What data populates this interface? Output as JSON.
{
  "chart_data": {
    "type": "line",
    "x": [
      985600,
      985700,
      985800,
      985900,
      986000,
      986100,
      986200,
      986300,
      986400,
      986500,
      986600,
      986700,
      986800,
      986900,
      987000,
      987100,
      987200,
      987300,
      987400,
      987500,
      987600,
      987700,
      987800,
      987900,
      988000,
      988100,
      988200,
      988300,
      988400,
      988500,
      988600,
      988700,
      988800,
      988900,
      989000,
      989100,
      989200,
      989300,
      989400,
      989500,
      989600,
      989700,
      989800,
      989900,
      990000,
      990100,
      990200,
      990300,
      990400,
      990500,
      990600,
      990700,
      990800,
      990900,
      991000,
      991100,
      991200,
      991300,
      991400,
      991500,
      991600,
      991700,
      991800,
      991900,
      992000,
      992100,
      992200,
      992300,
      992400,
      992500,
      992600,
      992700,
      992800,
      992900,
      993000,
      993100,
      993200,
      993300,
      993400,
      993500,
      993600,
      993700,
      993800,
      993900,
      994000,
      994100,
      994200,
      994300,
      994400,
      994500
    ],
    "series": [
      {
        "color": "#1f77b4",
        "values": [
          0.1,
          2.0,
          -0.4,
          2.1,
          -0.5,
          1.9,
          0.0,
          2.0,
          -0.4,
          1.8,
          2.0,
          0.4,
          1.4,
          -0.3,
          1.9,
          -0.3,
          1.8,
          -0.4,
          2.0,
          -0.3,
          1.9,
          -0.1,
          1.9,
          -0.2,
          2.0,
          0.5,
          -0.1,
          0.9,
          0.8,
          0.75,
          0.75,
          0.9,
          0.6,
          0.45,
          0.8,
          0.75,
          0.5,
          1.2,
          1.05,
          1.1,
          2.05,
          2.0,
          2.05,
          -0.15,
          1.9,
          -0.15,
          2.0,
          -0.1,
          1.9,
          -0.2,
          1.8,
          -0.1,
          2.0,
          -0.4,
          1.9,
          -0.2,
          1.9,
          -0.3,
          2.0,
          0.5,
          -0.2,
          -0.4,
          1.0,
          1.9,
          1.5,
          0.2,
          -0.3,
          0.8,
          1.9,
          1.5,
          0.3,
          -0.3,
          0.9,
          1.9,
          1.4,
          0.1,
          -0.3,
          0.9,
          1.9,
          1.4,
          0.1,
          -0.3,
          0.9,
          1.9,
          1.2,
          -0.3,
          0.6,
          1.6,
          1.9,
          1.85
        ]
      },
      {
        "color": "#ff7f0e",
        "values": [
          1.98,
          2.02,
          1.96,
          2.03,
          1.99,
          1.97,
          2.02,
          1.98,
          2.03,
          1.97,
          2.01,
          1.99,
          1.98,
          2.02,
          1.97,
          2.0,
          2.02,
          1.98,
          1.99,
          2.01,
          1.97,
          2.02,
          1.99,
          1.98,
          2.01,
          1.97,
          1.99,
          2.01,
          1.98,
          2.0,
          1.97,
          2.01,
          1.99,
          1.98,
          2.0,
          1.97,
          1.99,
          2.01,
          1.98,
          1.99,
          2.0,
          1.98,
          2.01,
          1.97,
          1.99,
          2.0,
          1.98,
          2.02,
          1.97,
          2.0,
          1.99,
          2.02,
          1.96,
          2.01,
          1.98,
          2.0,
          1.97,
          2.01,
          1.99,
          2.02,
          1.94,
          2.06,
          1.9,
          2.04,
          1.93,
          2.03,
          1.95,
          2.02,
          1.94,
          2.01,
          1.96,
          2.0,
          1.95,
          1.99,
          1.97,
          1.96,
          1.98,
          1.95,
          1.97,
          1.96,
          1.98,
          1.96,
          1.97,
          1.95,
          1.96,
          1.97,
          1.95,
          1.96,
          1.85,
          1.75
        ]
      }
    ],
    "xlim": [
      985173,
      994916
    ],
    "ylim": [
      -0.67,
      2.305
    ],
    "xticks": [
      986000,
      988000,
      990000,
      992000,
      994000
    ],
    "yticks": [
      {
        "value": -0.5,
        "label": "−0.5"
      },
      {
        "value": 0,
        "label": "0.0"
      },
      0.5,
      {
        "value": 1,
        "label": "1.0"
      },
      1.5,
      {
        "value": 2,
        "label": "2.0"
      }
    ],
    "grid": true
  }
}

# # #

## Do this
Each entry must be reproduced verbatim.

## Complete response
What data populates this interface? Output as JSON.
{
  "chart_data": {
    "type": "line",
    "x": [
      985600,
      985700,
      985800,
      985900,
      986000,
      986100,
      986200,
      986300,
      986400,
      986500,
      986600,
      986700,
      986800,
      986900,
      987000,
      987100,
      987200,
      987300,
      987400,
      987500,
      987600,
      987700,
      987800,
      987900,
      988000,
      988100,
      988200,
      988300,
      988400,
      988500,
      988600,
      988700,
      988800,
      988900,
      989000,
      989100,
      989200,
      989300,
      989400,
      989500,
      989600,
      989700,
      989800,
      989900,
      990000,
      990100,
      990200,
      990300,
      990400,
      990500,
      990600,
      990700,
      990800,
      990900,
      991000,
      991100,
      991200,
      991300,
      991400,
      991500,
      991600,
      991700,
      991800,
      991900,
      992000,
      992100,
      992200,
      992300,
      992400,
      992500,
      992600,
      992700,
      992800,
      992900,
      993000,
      993100,
      993200,
      993300,
      993400,
      993500,
      993600,
      993700,
      993800,
      993900,
      994000,
      994100,
      994200,
      994300,
      994400,
      994500
    ],
    "series": [
      {
        "color": "#1f77b4",
        "values": [
          0.1,
          2.0,
          -0.4,
          2.1,
          -0.5,
          1.9,
          0.0,
          2.0,
          -0.4,
          1.8,
          2.0,
          0.4,
          1.4,
          -0.3,
          1.9,
          -0.3,
          1.8,
          -0.4,
          2.0,
          -0.3,
          1.9,
          -0.1,
          1.9,
          -0.2,
          2.0,
          0.5,
          -0.1,
          0.9,
          0.8,
          0.75,
          0.75,
          0.9,
          0.6,
          0.45,
          0.8,
          0.75,
          0.5,
          1.2,
          1.05,
          1.1,
          2.05,
          2.0,
          2.05,
          -0.15,
          1.9,
          -0.15,
          2.0,
          -0.1,
          1.9,
          -0.2,
          1.8,
          -0.1,
          2.0,
          -0.4,
          1.9,
          -0.2,
          1.9,
          -0.3,
          2.0,
          0.5,
          -0.2,
          -0.4,
          1.0,
          1.9,
          1.5,
          0.2,
          -0.3,
          0.8,
          1.9,
          1.5,
          0.3,
          -0.3,
          0.9,
          1.9,
          1.4,
          0.1,
          -0.3,
          0.9,
          1.9,
          1.4,
          0.1,
          -0.3,
          0.9,
          1.9,
          1.2,
          -0.3,
          0.6,
          1.6,
          1.9,
          1.85
        ]
      },
      {
        "color": "#ff7f0e",
        "values": [
          1.98,
          2.02,
          1.96,
          2.03,
          1.99,
          1.97,
          2.02,
          1.98,
          2.03,
          1.97,
          2.01,
          1.99,
          1.98,
          2.02,
          1.97,
          2.0,
          2.02,
          1.98,
          1.99,
          2.01,
          1.97,
          2.02,
          1.99,
          1.98,
          2.01,
          1.97,
          1.99,
          2.01,
          1.98,
          2.0,
          1.97,
          2.01,
          1.99,
          1.98,
          2.0,
          1.97,
          1.99,
          2.01,
          1.98,
          1.99,
          2.0,
          1.98,
          2.01,
          1.97,
          1.99,
          2.0,
          1.98,
          2.02,
          1.97,
          2.0,
          1.99,
          2.02,
          1.96,
          2.01,
          1.98,
          2.0,
          1.97,
          2.01,
          1.99,
          2.02,
          1.94,
          2.06,
          1.9,
          2.04,
          1.93,
          2.03,
          1.95,
          2.02,
          1.94,
          2.01,
          1.96,
          2.0,
          1.95,
          1.99,
          1.97,
          1.96,
          1.98,
          1.95,
          1.97,
          1.96,
          1.98,
          1.96,
          1.97,
          1.95,
          1.96,
          1.97,
          1.95,
          1.96,
          1.85,
          1.75
        ]
      }
    ],
    "xlim": [
      985173,
      994916
    ],
    "ylim": [
      -0.67,
      2.305
    ],
    "xticks": [
      986000,
      988000,
      990000,
      992000,
      994000
    ],
    "yticks": [
      {
        "value": -0.5,
        "label": "−0.5"
      },
      {
        "value": 0,
        "label": "0.0"
      },
      0.5,
      {
        "value": 1,
        "label": "1.0"
      },
      1.5,
      {
        "value": 2,
        "label": "2.0"
      }
    ],
    "grid": true
  }
}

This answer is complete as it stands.